**Aim of the task**
Check each line below for the word "text", and copy those that have it.

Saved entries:
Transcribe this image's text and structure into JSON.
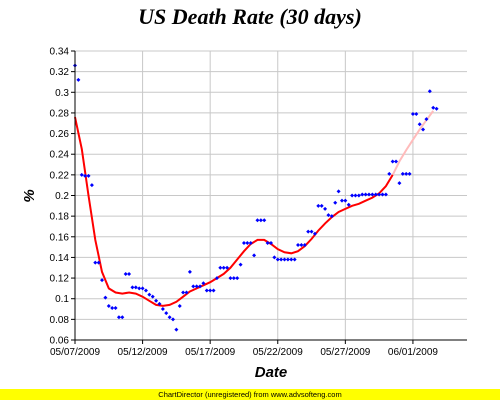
{
  "chart_data": {
    "type": "scatter",
    "title": "US Death Rate (30 days)",
    "xlabel": "Date",
    "ylabel": "%",
    "xlim": [
      "2009-05-07",
      "2009-06-05"
    ],
    "ylim": [
      0.06,
      0.34
    ],
    "y_ticks": [
      "0.06",
      "0.08",
      "0.1",
      "0.12",
      "0.14",
      "0.16",
      "0.18",
      "0.2",
      "0.22",
      "0.24",
      "0.26",
      "0.28",
      "0.3",
      "0.32",
      "0.34"
    ],
    "x_ticks": [
      {
        "date": "2009-05-07",
        "label": "05/07/2009"
      },
      {
        "date": "2009-05-12",
        "label": "05/12/2009"
      },
      {
        "date": "2009-05-17",
        "label": "05/17/2009"
      },
      {
        "date": "2009-05-22",
        "label": "05/22/2009"
      },
      {
        "date": "2009-05-27",
        "label": "05/27/2009"
      },
      {
        "date": "2009-06-01",
        "label": "06/01/2009"
      }
    ],
    "grid": true,
    "points_color": "#0000ff",
    "trend_color": "#ff0000",
    "trend_extension_color": "#ffbbbb",
    "points": [
      [
        "2009-05-07T00:00",
        0.326
      ],
      [
        "2009-05-07T06:00",
        0.312
      ],
      [
        "2009-05-07T12:00",
        0.22
      ],
      [
        "2009-05-07T18:00",
        0.219
      ],
      [
        "2009-05-08T00:00",
        0.219
      ],
      [
        "2009-05-08T06:00",
        0.21
      ],
      [
        "2009-05-08T12:00",
        0.135
      ],
      [
        "2009-05-08T18:00",
        0.135
      ],
      [
        "2009-05-09T00:00",
        0.118
      ],
      [
        "2009-05-09T06:00",
        0.101
      ],
      [
        "2009-05-09T12:00",
        0.093
      ],
      [
        "2009-05-09T18:00",
        0.091
      ],
      [
        "2009-05-10T00:00",
        0.091
      ],
      [
        "2009-05-10T06:00",
        0.082
      ],
      [
        "2009-05-10T12:00",
        0.082
      ],
      [
        "2009-05-10T18:00",
        0.124
      ],
      [
        "2009-05-11T00:00",
        0.124
      ],
      [
        "2009-05-11T06:00",
        0.111
      ],
      [
        "2009-05-11T12:00",
        0.111
      ],
      [
        "2009-05-11T18:00",
        0.11
      ],
      [
        "2009-05-12T00:00",
        0.11
      ],
      [
        "2009-05-12T06:00",
        0.108
      ],
      [
        "2009-05-12T12:00",
        0.104
      ],
      [
        "2009-05-12T18:00",
        0.102
      ],
      [
        "2009-05-13T00:00",
        0.098
      ],
      [
        "2009-05-13T06:00",
        0.095
      ],
      [
        "2009-05-13T12:00",
        0.09
      ],
      [
        "2009-05-13T18:00",
        0.086
      ],
      [
        "2009-05-14T00:00",
        0.082
      ],
      [
        "2009-05-14T06:00",
        0.08
      ],
      [
        "2009-05-14T12:00",
        0.07
      ],
      [
        "2009-05-14T18:00",
        0.093
      ],
      [
        "2009-05-15T00:00",
        0.106
      ],
      [
        "2009-05-15T06:00",
        0.106
      ],
      [
        "2009-05-15T12:00",
        0.126
      ],
      [
        "2009-05-15T18:00",
        0.112
      ],
      [
        "2009-05-16T00:00",
        0.112
      ],
      [
        "2009-05-16T06:00",
        0.112
      ],
      [
        "2009-05-16T12:00",
        0.115
      ],
      [
        "2009-05-16T18:00",
        0.108
      ],
      [
        "2009-05-17T00:00",
        0.108
      ],
      [
        "2009-05-17T06:00",
        0.108
      ],
      [
        "2009-05-17T12:00",
        0.12
      ],
      [
        "2009-05-17T18:00",
        0.13
      ],
      [
        "2009-05-18T00:00",
        0.13
      ],
      [
        "2009-05-18T06:00",
        0.13
      ],
      [
        "2009-05-18T12:00",
        0.12
      ],
      [
        "2009-05-18T18:00",
        0.12
      ],
      [
        "2009-05-19T00:00",
        0.12
      ],
      [
        "2009-05-19T06:00",
        0.133
      ],
      [
        "2009-05-19T12:00",
        0.154
      ],
      [
        "2009-05-19T18:00",
        0.154
      ],
      [
        "2009-05-20T00:00",
        0.154
      ],
      [
        "2009-05-20T06:00",
        0.142
      ],
      [
        "2009-05-20T12:00",
        0.176
      ],
      [
        "2009-05-20T18:00",
        0.176
      ],
      [
        "2009-05-21T00:00",
        0.176
      ],
      [
        "2009-05-21T06:00",
        0.154
      ],
      [
        "2009-05-21T12:00",
        0.154
      ],
      [
        "2009-05-21T18:00",
        0.14
      ],
      [
        "2009-05-22T00:00",
        0.138
      ],
      [
        "2009-05-22T06:00",
        0.138
      ],
      [
        "2009-05-22T12:00",
        0.138
      ],
      [
        "2009-05-22T18:00",
        0.138
      ],
      [
        "2009-05-23T00:00",
        0.138
      ],
      [
        "2009-05-23T06:00",
        0.138
      ],
      [
        "2009-05-23T12:00",
        0.152
      ],
      [
        "2009-05-23T18:00",
        0.152
      ],
      [
        "2009-05-24T00:00",
        0.152
      ],
      [
        "2009-05-24T06:00",
        0.165
      ],
      [
        "2009-05-24T12:00",
        0.165
      ],
      [
        "2009-05-24T18:00",
        0.163
      ],
      [
        "2009-05-25T00:00",
        0.19
      ],
      [
        "2009-05-25T06:00",
        0.19
      ],
      [
        "2009-05-25T12:00",
        0.187
      ],
      [
        "2009-05-25T18:00",
        0.181
      ],
      [
        "2009-05-26T00:00",
        0.18
      ],
      [
        "2009-05-26T06:00",
        0.193
      ],
      [
        "2009-05-26T12:00",
        0.204
      ],
      [
        "2009-05-26T18:00",
        0.195
      ],
      [
        "2009-05-27T00:00",
        0.195
      ],
      [
        "2009-05-27T06:00",
        0.191
      ],
      [
        "2009-05-27T12:00",
        0.2
      ],
      [
        "2009-05-27T18:00",
        0.2
      ],
      [
        "2009-05-28T00:00",
        0.2
      ],
      [
        "2009-05-28T06:00",
        0.201
      ],
      [
        "2009-05-28T12:00",
        0.201
      ],
      [
        "2009-05-28T18:00",
        0.201
      ],
      [
        "2009-05-29T00:00",
        0.201
      ],
      [
        "2009-05-29T06:00",
        0.201
      ],
      [
        "2009-05-29T12:00",
        0.201
      ],
      [
        "2009-05-29T18:00",
        0.201
      ],
      [
        "2009-05-30T00:00",
        0.201
      ],
      [
        "2009-05-30T06:00",
        0.221
      ],
      [
        "2009-05-30T12:00",
        0.233
      ],
      [
        "2009-05-30T18:00",
        0.233
      ],
      [
        "2009-05-31T00:00",
        0.212
      ],
      [
        "2009-05-31T06:00",
        0.221
      ],
      [
        "2009-05-31T12:00",
        0.221
      ],
      [
        "2009-05-31T18:00",
        0.221
      ],
      [
        "2009-06-01T00:00",
        0.279
      ],
      [
        "2009-06-01T06:00",
        0.279
      ],
      [
        "2009-06-01T12:00",
        0.269
      ],
      [
        "2009-06-01T18:00",
        0.264
      ],
      [
        "2009-06-02T00:00",
        0.274
      ],
      [
        "2009-06-02T06:00",
        0.301
      ],
      [
        "2009-06-02T12:00",
        0.285
      ],
      [
        "2009-06-02T18:00",
        0.284
      ]
    ],
    "trend": [
      [
        "2009-05-07T00:00",
        0.276
      ],
      [
        "2009-05-07T12:00",
        0.245
      ],
      [
        "2009-05-08T00:00",
        0.2
      ],
      [
        "2009-05-08T12:00",
        0.157
      ],
      [
        "2009-05-09T00:00",
        0.126
      ],
      [
        "2009-05-09T12:00",
        0.11
      ],
      [
        "2009-05-10T00:00",
        0.106
      ],
      [
        "2009-05-10T12:00",
        0.105
      ],
      [
        "2009-05-11T00:00",
        0.106
      ],
      [
        "2009-05-11T12:00",
        0.105
      ],
      [
        "2009-05-12T00:00",
        0.102
      ],
      [
        "2009-05-12T12:00",
        0.098
      ],
      [
        "2009-05-13T00:00",
        0.094
      ],
      [
        "2009-05-13T12:00",
        0.093
      ],
      [
        "2009-05-14T00:00",
        0.094
      ],
      [
        "2009-05-14T12:00",
        0.097
      ],
      [
        "2009-05-15T00:00",
        0.102
      ],
      [
        "2009-05-15T12:00",
        0.107
      ],
      [
        "2009-05-16T00:00",
        0.11
      ],
      [
        "2009-05-16T12:00",
        0.113
      ],
      [
        "2009-05-17T00:00",
        0.116
      ],
      [
        "2009-05-17T12:00",
        0.12
      ],
      [
        "2009-05-18T00:00",
        0.124
      ],
      [
        "2009-05-18T12:00",
        0.13
      ],
      [
        "2009-05-19T00:00",
        0.138
      ],
      [
        "2009-05-19T12:00",
        0.146
      ],
      [
        "2009-05-20T00:00",
        0.153
      ],
      [
        "2009-05-20T12:00",
        0.157
      ],
      [
        "2009-05-21T00:00",
        0.157
      ],
      [
        "2009-05-21T12:00",
        0.153
      ],
      [
        "2009-05-22T00:00",
        0.148
      ],
      [
        "2009-05-22T12:00",
        0.145
      ],
      [
        "2009-05-23T00:00",
        0.144
      ],
      [
        "2009-05-23T12:00",
        0.146
      ],
      [
        "2009-05-24T00:00",
        0.151
      ],
      [
        "2009-05-24T12:00",
        0.158
      ],
      [
        "2009-05-25T00:00",
        0.166
      ],
      [
        "2009-05-25T12:00",
        0.173
      ],
      [
        "2009-05-26T00:00",
        0.179
      ],
      [
        "2009-05-26T12:00",
        0.184
      ],
      [
        "2009-05-27T00:00",
        0.187
      ],
      [
        "2009-05-27T12:00",
        0.19
      ],
      [
        "2009-05-28T00:00",
        0.192
      ],
      [
        "2009-05-28T12:00",
        0.195
      ],
      [
        "2009-05-29T00:00",
        0.198
      ],
      [
        "2009-05-29T12:00",
        0.202
      ],
      [
        "2009-05-30T00:00",
        0.209
      ],
      [
        "2009-05-30T12:00",
        0.22
      ]
    ],
    "trend_extension": [
      [
        "2009-05-30T12:00",
        0.22
      ],
      [
        "2009-05-31T00:00",
        0.233
      ],
      [
        "2009-05-31T12:00",
        0.244
      ],
      [
        "2009-06-01T00:00",
        0.254
      ],
      [
        "2009-06-01T12:00",
        0.264
      ],
      [
        "2009-06-02T00:00",
        0.273
      ],
      [
        "2009-06-02T12:00",
        0.282
      ]
    ]
  },
  "footer": {
    "text": "ChartDirector (unregistered) from www.advsofteng.com",
    "color": "#ffff00"
  }
}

**Reply**
Transcribe this image's text and structure into JSON.
    "text": "ChartDirector (unregistered) from www.advsofteng.com",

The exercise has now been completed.